▸ **Exercise objective**: Copy out each line of the material below with no changes.

▸ **Dataset extract**:
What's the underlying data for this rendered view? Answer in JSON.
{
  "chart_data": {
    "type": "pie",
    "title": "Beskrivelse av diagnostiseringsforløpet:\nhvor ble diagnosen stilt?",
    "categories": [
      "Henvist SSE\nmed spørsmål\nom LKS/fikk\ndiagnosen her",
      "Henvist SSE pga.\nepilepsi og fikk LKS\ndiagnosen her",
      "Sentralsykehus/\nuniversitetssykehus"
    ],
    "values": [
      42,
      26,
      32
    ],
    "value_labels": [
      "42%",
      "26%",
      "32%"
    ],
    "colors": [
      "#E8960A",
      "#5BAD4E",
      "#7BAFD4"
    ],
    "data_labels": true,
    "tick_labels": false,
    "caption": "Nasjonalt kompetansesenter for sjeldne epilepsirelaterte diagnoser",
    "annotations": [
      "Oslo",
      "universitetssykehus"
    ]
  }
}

▸ **Finished task**:
What's the underlying data for this rendered view? Answer in JSON.
{
  "chart_data": {
    "type": "pie",
    "title": "Beskrivelse av diagnostiseringsforløpet:\nhvor ble diagnosen stilt?",
    "categories": [
      "Henvist SSE\nmed spørsmål\nom LKS/fikk\ndiagnosen her",
      "Henvist SSE pga.\nepilepsi og fikk LKS\ndiagnosen her",
      "Sentralsykehus/\nuniversitetssykehus"
    ],
    "values": [
      42,
      26,
      32
    ],
    "value_labels": [
      "42%",
      "26%",
      "32%"
    ],
    "colors": [
      "#E8960A",
      "#5BAD4E",
      "#7BAFD4"
    ],
    "data_labels": true,
    "tick_labels": false,
    "caption": "Nasjonalt kompetansesenter for sjeldne epilepsirelaterte diagnoser",
    "annotations": [
      "Oslo",
      "universitetssykehus"
    ]
  }
}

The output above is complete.